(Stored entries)
++++++

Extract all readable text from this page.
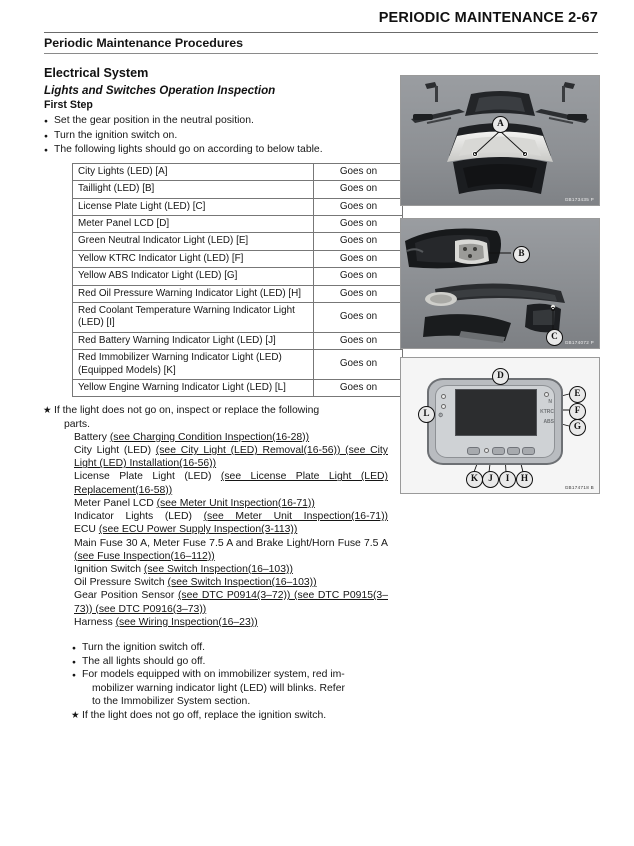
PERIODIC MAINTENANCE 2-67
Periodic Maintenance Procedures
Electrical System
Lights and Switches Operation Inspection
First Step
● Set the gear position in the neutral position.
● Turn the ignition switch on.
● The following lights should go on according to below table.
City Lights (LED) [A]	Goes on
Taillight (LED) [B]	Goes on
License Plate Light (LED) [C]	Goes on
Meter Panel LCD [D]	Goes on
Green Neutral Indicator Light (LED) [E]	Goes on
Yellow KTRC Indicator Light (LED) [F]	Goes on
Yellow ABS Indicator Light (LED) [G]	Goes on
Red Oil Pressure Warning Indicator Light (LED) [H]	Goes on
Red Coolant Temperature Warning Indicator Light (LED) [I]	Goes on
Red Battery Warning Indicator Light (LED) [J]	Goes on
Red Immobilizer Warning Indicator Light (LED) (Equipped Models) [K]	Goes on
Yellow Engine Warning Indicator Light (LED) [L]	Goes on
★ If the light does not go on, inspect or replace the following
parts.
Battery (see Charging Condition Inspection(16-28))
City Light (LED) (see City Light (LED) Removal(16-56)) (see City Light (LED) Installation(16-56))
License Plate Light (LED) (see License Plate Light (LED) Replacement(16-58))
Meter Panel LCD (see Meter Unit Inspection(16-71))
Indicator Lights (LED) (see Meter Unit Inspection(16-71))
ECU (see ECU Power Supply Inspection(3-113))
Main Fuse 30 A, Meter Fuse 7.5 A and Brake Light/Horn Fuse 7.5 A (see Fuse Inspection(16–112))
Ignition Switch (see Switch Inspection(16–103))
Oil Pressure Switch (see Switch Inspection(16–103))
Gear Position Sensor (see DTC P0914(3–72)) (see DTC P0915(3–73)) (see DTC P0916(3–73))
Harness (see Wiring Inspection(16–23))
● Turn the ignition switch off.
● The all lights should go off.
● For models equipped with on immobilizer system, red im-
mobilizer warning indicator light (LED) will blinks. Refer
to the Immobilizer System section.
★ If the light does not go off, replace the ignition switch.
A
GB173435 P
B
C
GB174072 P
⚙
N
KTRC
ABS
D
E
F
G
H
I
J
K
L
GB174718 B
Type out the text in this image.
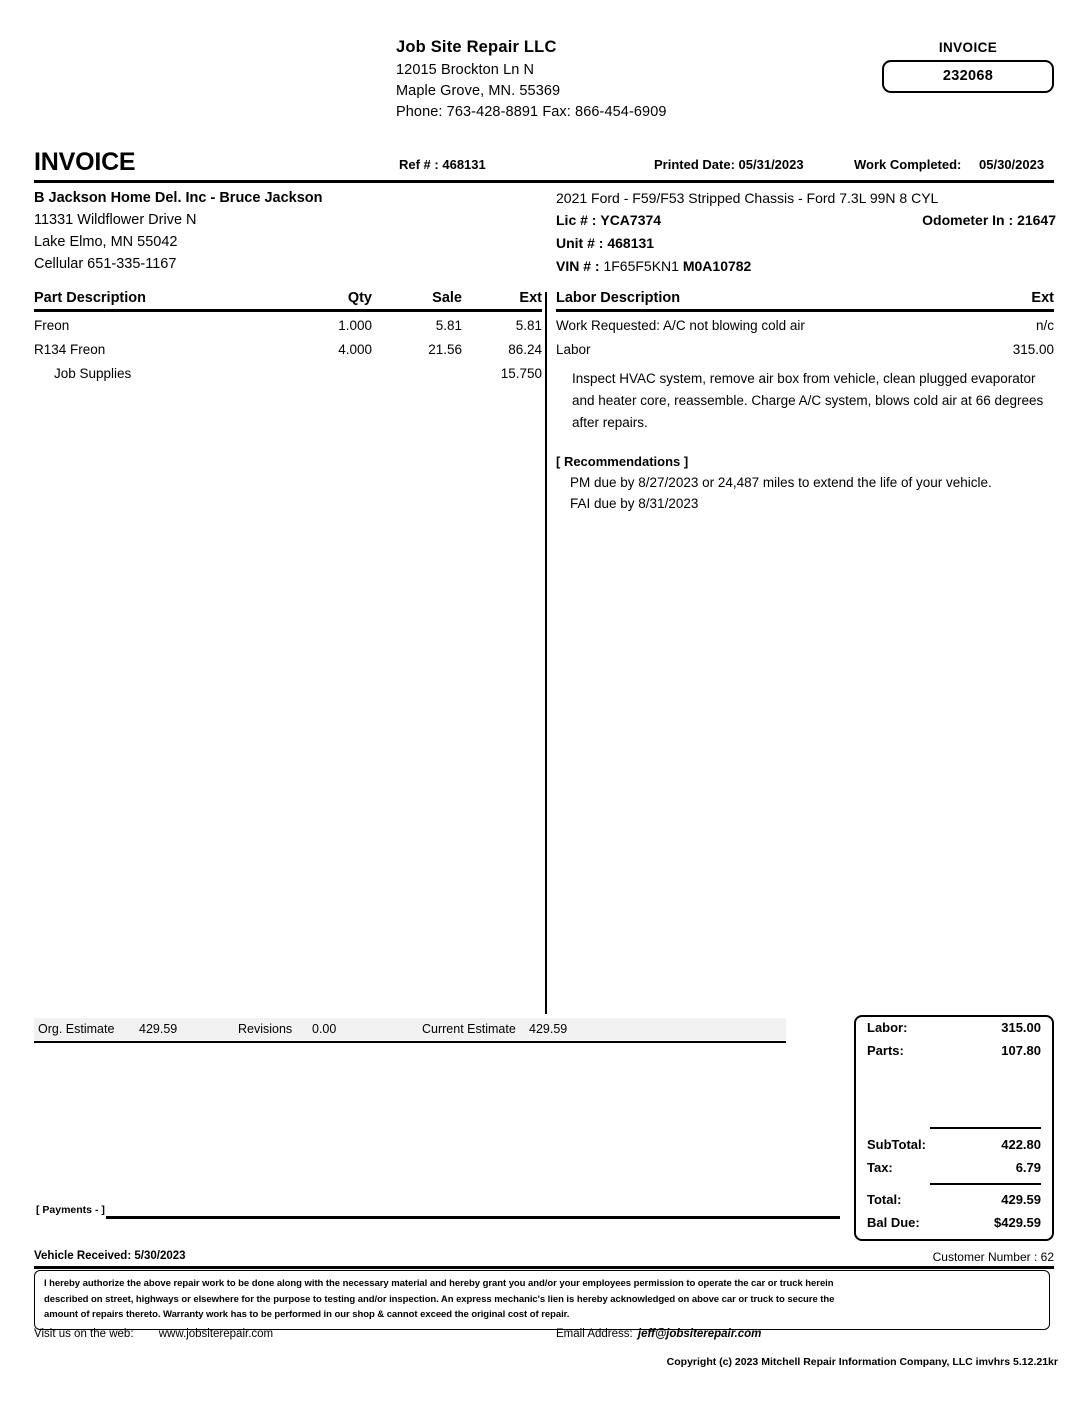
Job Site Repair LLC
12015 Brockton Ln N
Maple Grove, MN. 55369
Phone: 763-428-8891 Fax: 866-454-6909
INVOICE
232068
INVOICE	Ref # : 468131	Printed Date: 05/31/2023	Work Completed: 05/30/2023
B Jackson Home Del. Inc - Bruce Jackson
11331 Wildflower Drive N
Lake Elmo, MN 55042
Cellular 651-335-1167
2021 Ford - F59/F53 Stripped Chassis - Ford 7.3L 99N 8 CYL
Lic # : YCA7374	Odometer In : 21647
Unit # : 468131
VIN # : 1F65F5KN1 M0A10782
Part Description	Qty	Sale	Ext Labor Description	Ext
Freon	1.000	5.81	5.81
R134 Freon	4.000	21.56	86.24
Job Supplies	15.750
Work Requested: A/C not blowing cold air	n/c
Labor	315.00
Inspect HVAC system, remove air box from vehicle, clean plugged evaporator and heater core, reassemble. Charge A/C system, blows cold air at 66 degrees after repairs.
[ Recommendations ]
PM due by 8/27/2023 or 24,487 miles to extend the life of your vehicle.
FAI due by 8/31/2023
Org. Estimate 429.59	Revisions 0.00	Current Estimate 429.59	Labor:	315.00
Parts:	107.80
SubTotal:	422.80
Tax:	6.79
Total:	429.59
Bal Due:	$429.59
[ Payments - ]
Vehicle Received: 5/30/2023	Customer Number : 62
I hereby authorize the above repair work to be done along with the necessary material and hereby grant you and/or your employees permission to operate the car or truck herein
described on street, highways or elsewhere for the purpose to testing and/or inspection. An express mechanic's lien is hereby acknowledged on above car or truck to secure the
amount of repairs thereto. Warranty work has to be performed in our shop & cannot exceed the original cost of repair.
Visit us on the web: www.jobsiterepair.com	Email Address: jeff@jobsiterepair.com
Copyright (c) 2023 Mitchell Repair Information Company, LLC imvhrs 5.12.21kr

++++++

**Exercise task**. From the data above, gather every line that includes the word "Battery".

**Output for this exercise**.
Red Battery Warning Indicator Light (LED) [J]	Goes on
Battery (see Charging Condition Inspection(16-28))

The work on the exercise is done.